**Passage given:**
>> Begin
Hertsmere Borough Council has succeeded in a legal battle to help protect the privacy of people on the electoral register.

The authority was one of a group of 15 councils to have fought a legal challenge from the company behind the directory website 192.com.

192.com Ltd objected to the practice of ‘pre-ticking’ the annual electoral registration canvass form on which electors had previously indicated that they did not want their details included in the edited version of the register.

There are two versions of the register, the ‘full’ version, which is used for elections and other limited purposes such as credit checks, and the ‘edited’ version, which must by law be made available for general sale and can be used for any purpose.

Hertsmere Borough Council said companies such as 192.com have a commercial interest in ensuring that as few people as possible opt out from the edited register because they use the information on their sites.

Towards the end of 2012, 192.com threatened councils’ electoral registration officers with judicial review proceedings if they did not sign an undertaking promising not to ‘pre-tick’ canvass forms, meaning people who had previously opted out would have to remember to tick the box again in order to continue to have their choice respected.

When 27 councils refused to sign this undertaking, 192.com issued a judicial review claim on January 24 last year.

Twelve of the electoral registration officers agreed to sign the undertaking, but the 15 who continued to refuse mounted a common defence. The hearing was listed at the High Court for March but 192.com discontinued its claim and legal costs were awarded to the group of defendant electoral registration officers.

Hertsmere Borough Council’s chief executive Donald Graham, said: "We take the privacy of our electors very seriously so we are pleased with this positive outcome.

"Our view is that if people have previously expressed a desire not to be included in the version of the register available for general sale it is our duty to reflect that. There was an important principle at stake here and working together we have defended it."

Three Rivers District Council also tried to defend the claim.
>> End
**Recorded data:**
>> Begin
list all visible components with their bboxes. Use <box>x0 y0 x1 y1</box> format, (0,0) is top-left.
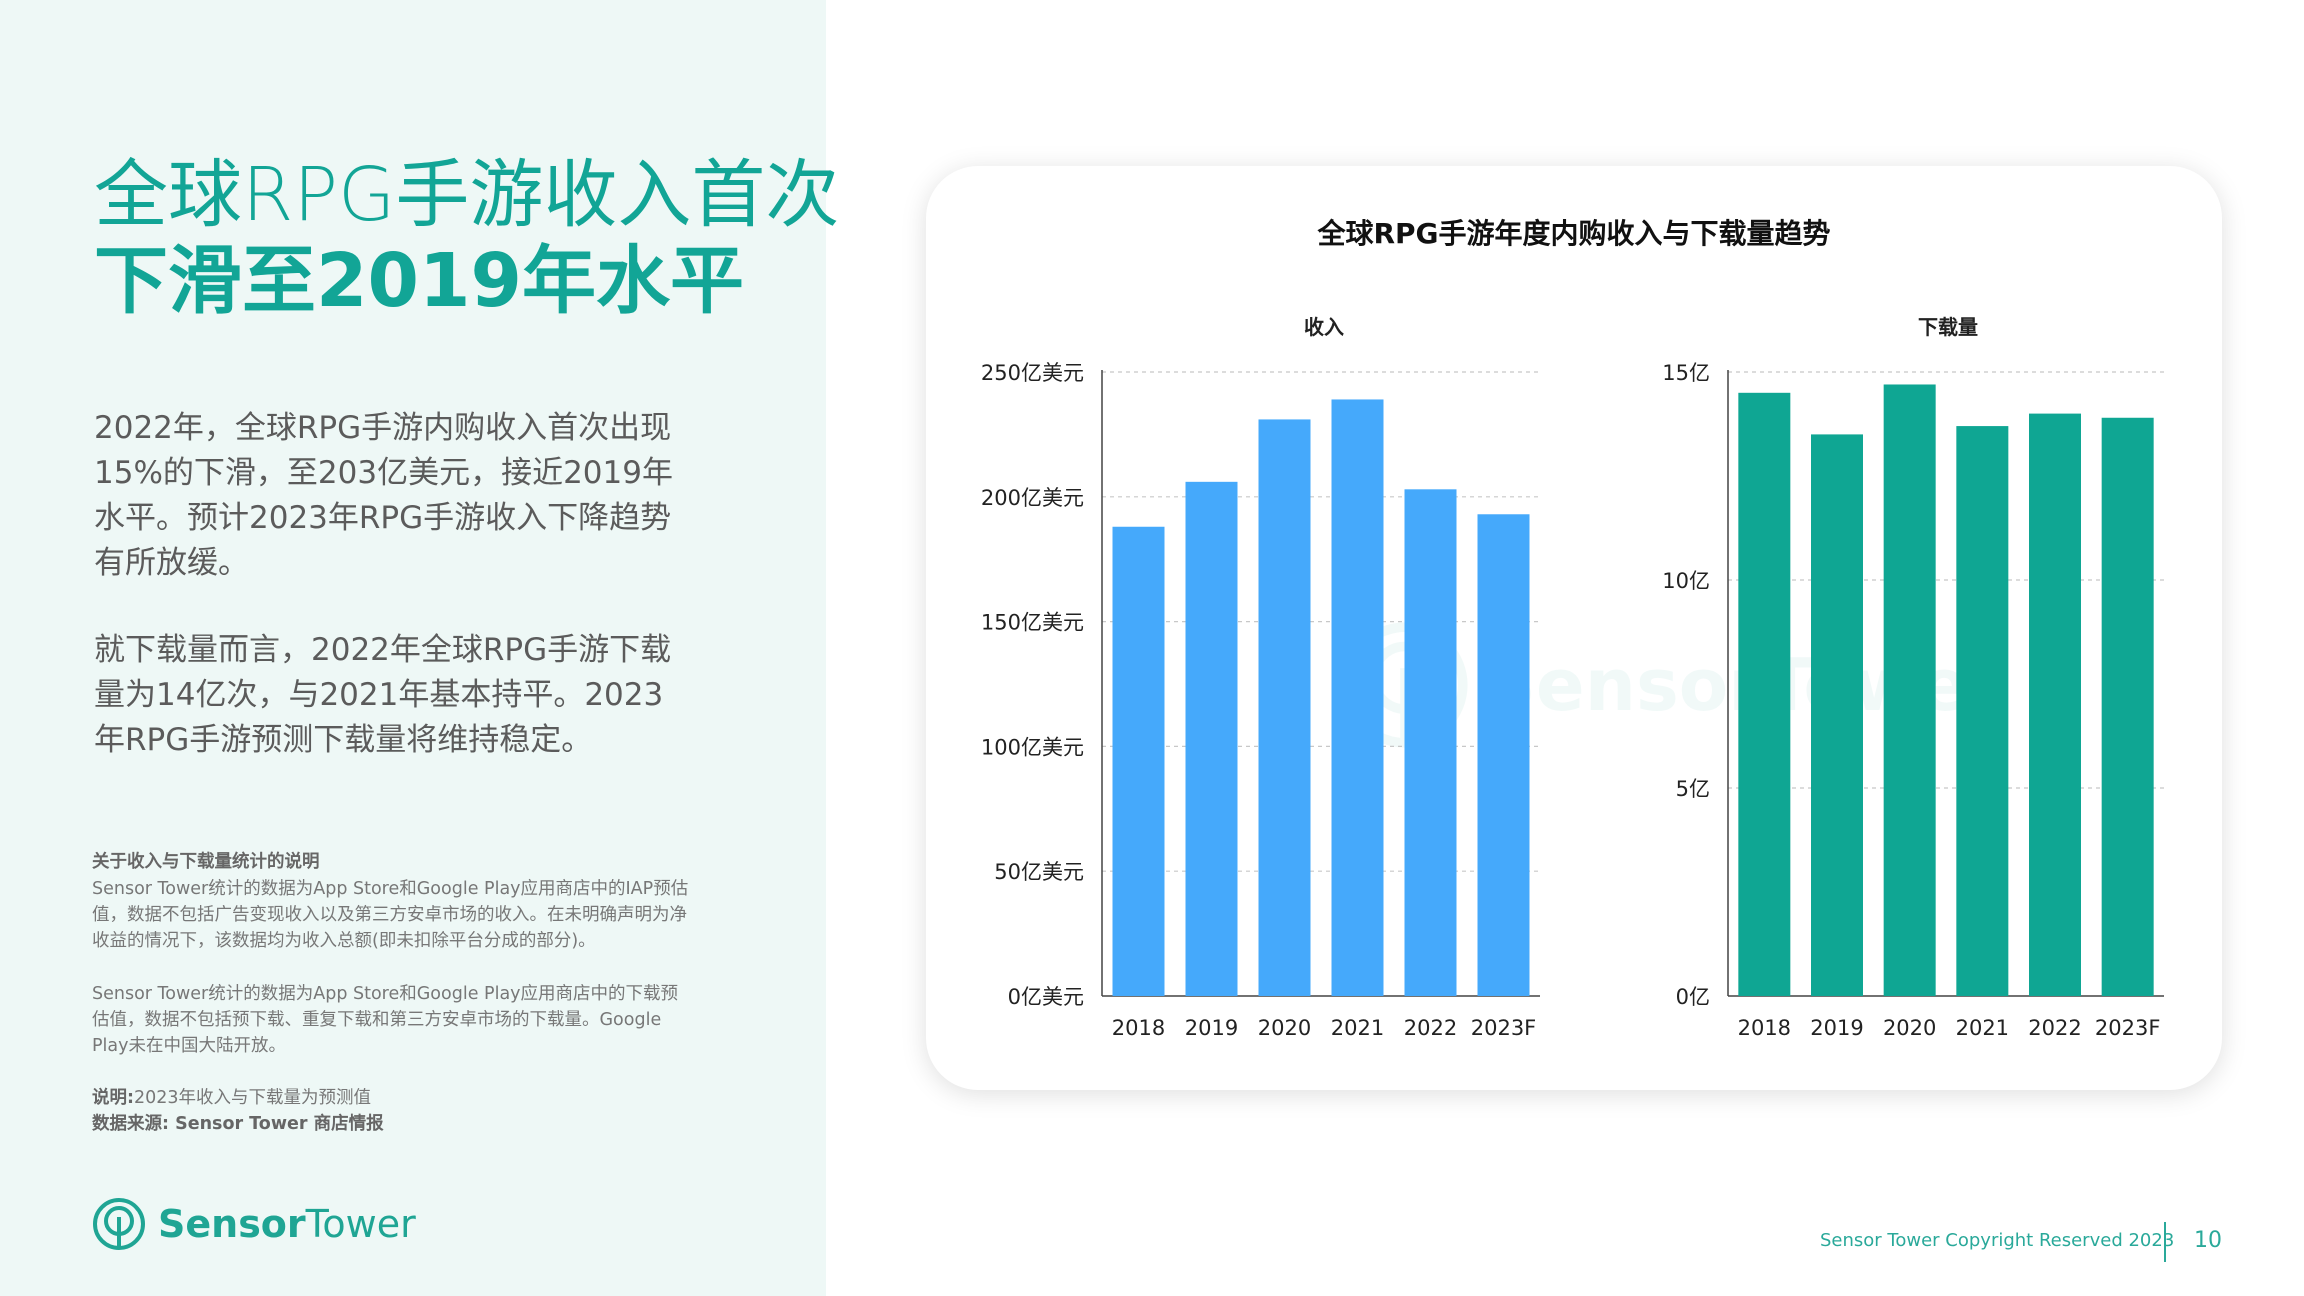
>> End
**Set task 1:**
Answer these questions from the electoral register article:
(a) Which version of the register must by law be made available for general sale?
(b) How many councils refused to sign 192.com's undertaking?
(c) To whom were legal costs awarded after 192.com discontinued its claim?
**Set task 2:** Transcribe the part of the electoral register article between "Hertsmere Borough Council said" and "their choice respected.", inclusive.

**Worked solution 1:**
(a) The edited version.
(b) 27 councils.
(c) The group of defendant electoral registration officers.

**Worked solution 2:**
Hertsmere Borough Council said companies such as 192.com have a commercial interest in ensuring that as few people as possible opt out from the edited register because they use the information on their sites.

Towards the end of 2012, 192.com threatened councils’ electoral registration officers with judicial review proceedings if they did not sign an undertaking promising not to ‘pre-tick’ canvass forms, meaning people who had previously opted out would have to remember to tick the box again in order to continue to have their choice respected.